Sa Majesté, le processus électoral s’est achevé le 6 novembre dernier avec la prestation de serment du président Paul Biya. Quel est votre sentiment à l’issue de cette élection ?
Je salue et respecte la victoire du Président de la République en tant que démocrate attaché aux valeurs de la République. Dans le même sens je m’aligne au constat immédiat qu’a fait le CHEF DE L’ETAT, qui à l’entame de son discours de prestation de serment a immédiatement fait état des attentes et frustrations des populations. Mon cœur reste donc profondément marqué par ce que j’ai vu et entendu sur le terrain. Car au-delà des chiffres, j’ai vu des regards fatigués, des visages inquiets, des cœurs blessés. Des millions de Camerounais ont voté, oui… mais beaucoup ont aussi crié leur douleur, leur colère, leur sentiment d’injustice. Nul ne peut feindre de ne pas entendre ces voix. Cette élection doit être un point de départ pour écouter et guérir, pas pour triompher. Le peuple souffre. Et un pays qui souffre mérite qu’on s’arrête, qu’on l’écoute, qu’on le respecte.
Êtes-vous militant d’un parti politique ?
Oui, jusqu’à date, j’ai toujours milité en faveur du RDPC. Mais je suis d’abord et avant tout un citoyen qui milite pour une certaine idée de notre pays basée sur la dignité et le respect. Je suis un chef traditionnel, un témoin quotidien de ses souffrances et je dois rester juste, digne, impartial en toute circonstance. Je suis fidèle à notre parti, mais je le suis tout autant envers les plus vulnérables, ceux qui attendent que nous parlions et agissions en leur nom.
Que pensez-vous de la position du RDPC dans la région du Nord ?
Le RDPC est un parti historique qui reste solidement implanté dans le Nord comme partout au Cameroun. Mais ce qui compte aujourd’hui, ce n’est pas son implantation, mais sa mutation et adaptation au contexte et à l’environnement socio-politique du pays. Nous ses militants et sympathisants devons plus qu’a jamais être attentif aux cris silencieux de nos populations, leur fatigue, leur frustration, leurs besoins urgents. La victoire politique ne doit jamais nous faire oublier l’essentiel: les attentes pressantes de nos populations.
Si vous deviez adresser un conseil à nos gouvernants, lequel serait-il ?

——————————

EXERCICE 1:
D'après l'entretien sur l'élection présidentielle au Cameroun, quand et par quel acte le processus électoral s'est-il achevé ?
EXERCICE 2:
Poursuivez l'entretien sur l'élection présidentielle au Cameroun à partir de l'endroit où il s'arrête.

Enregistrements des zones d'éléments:
——————————

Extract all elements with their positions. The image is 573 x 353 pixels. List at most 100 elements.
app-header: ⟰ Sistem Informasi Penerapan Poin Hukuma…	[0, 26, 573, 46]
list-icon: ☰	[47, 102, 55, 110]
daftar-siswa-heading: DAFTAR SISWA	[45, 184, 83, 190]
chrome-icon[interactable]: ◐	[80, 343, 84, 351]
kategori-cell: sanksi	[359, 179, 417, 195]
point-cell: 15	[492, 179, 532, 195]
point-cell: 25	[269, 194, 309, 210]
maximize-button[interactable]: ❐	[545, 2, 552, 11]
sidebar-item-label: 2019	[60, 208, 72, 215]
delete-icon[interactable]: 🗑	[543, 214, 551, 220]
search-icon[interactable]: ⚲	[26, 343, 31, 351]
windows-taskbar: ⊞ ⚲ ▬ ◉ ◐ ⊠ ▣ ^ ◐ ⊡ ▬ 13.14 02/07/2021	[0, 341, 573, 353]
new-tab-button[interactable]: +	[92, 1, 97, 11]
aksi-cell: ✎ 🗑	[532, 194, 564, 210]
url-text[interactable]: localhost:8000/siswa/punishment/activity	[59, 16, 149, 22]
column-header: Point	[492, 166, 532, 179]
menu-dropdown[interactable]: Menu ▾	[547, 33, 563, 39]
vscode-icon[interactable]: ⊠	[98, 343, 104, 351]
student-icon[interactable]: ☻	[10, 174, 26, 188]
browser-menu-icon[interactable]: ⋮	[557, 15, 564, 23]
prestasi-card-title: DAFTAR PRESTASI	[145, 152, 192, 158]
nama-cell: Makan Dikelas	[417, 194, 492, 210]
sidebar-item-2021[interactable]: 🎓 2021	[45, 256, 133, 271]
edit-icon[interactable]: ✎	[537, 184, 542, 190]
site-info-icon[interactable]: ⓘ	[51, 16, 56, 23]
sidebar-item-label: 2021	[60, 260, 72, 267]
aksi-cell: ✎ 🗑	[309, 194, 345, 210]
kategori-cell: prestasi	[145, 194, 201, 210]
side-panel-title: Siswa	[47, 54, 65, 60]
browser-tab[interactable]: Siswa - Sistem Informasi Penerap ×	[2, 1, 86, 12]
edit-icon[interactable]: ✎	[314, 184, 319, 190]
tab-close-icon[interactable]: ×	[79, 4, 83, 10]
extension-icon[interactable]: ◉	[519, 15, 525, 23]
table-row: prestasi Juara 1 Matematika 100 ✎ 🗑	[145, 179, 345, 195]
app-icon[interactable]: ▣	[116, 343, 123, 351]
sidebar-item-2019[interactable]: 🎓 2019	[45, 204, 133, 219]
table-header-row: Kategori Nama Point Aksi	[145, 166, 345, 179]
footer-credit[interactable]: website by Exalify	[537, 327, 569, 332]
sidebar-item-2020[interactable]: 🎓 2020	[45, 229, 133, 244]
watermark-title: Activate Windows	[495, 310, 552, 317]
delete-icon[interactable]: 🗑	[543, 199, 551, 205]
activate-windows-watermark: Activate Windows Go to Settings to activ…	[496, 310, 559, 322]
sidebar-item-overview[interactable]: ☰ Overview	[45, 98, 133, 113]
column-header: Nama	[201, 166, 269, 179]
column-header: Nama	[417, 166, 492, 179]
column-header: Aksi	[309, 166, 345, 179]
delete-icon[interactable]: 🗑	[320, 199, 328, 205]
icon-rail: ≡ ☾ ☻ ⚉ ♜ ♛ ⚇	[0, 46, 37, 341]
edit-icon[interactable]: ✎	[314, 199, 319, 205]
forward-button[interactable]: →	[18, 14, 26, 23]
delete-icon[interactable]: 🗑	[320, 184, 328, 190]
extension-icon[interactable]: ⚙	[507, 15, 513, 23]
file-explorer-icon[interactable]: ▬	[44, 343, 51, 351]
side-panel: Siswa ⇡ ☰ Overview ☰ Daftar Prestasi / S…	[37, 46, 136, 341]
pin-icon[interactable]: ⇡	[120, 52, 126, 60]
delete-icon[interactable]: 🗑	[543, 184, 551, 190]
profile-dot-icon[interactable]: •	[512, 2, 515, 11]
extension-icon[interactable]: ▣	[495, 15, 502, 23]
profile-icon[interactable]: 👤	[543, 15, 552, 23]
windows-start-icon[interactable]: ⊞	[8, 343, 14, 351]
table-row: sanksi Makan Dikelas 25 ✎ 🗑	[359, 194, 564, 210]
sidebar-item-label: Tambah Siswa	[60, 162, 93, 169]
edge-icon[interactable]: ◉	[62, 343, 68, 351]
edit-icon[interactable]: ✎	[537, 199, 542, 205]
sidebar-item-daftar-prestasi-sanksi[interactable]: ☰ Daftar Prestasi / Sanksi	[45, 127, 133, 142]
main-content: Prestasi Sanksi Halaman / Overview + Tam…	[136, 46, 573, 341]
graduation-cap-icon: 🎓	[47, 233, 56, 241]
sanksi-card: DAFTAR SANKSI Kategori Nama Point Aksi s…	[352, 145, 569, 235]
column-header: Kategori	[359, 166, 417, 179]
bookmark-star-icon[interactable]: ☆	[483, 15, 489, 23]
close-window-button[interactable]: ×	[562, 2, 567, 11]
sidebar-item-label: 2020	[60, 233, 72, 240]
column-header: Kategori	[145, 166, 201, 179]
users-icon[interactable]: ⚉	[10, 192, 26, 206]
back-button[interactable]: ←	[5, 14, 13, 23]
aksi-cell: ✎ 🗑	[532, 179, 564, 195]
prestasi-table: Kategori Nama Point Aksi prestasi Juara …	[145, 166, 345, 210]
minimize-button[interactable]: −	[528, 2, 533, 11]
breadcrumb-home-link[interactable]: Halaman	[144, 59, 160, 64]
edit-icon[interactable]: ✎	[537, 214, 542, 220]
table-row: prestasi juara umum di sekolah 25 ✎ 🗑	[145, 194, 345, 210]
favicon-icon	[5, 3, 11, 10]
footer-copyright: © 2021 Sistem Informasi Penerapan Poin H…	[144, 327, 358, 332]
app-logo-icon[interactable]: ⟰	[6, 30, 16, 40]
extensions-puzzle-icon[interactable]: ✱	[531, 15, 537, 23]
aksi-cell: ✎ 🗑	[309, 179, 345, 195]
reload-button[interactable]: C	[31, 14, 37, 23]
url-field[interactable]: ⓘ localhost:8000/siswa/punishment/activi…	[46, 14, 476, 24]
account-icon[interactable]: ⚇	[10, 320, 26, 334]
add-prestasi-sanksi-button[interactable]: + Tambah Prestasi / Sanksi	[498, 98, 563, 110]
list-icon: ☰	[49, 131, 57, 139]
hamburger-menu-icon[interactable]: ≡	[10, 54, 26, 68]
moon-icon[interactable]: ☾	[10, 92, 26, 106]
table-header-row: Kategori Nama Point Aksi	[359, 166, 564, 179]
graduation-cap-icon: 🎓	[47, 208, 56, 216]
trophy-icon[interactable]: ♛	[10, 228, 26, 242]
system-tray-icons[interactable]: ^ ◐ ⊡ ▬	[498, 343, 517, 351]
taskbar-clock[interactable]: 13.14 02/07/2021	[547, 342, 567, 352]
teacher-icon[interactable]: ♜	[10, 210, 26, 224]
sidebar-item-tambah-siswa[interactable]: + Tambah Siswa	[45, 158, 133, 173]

——————————

RÉPONSE RÉDIGÉE 1:
Il s'est achevé le 6 novembre dernier avec la prestation de serment du président Paul Biya.

RÉPONSE RÉDIGÉE 2:
Je leur demanderais, avec respect et gravité: Écoutez le peuple et reconnaissez sa souffrance. Gouvernez en fonction des larmes, des frustrations, des humiliations vécues par des millions de Camerounais. Quand un peuple souffre, la priorité n’est plus la victoire, mais la justice.
Il y a quelques jours, vous avez adressé une lettre aux Camerounais. Qu’est-ce qui a motivé cette prise de parole ?
Ce texte est né d’un profond chagrin. J’ai entendu et lu des insultes qui déchirent l’âme, j’ai vu des communautés entières humiliées, j’ai ressenti la blessure de mes frères et sœurs du Grand Nord. Mais aussi des camerounais de diverses origines. Mais j’ai voulu parler des fils et filles du Grand Nord parce que j’ai estimé que je peux mieux leurs parler. En plus, je me sentais personnellement concerné. J’ai écrit parce qu’il est impossible pour un homme d’honneur de rester silencieux lorsque sa dignité est piétinée. J’ai voulu rappeler que derrière chaque mot de mépris, il y a un être humain qui souffre et que c’est une situation dangereuse pour la cohésion sociale nationale.
Doit-on craindre la montée des discours de haine et du tribalisme après l’élection présidentielle du 12 octobre dernier ?
Oui.
Car les mots blessent parfois plus durement que les armes. Ils créent des fractures invisibles mais profondes. Ils ravivent des douleurs anciennes. Ils réveillent des colères que nos populations, dans leur noblesse habituelle, ont souvent choisi de taire. Nous devons tous, ensemble, refuser cette spirale. Le Cameroun vaut mieux que chacun de nous.
Sa Majesté, pensez-vous que la stigmatisation actuelle des ressortissants des régions septentrionales pourrait diviser les communautés de notre pays ?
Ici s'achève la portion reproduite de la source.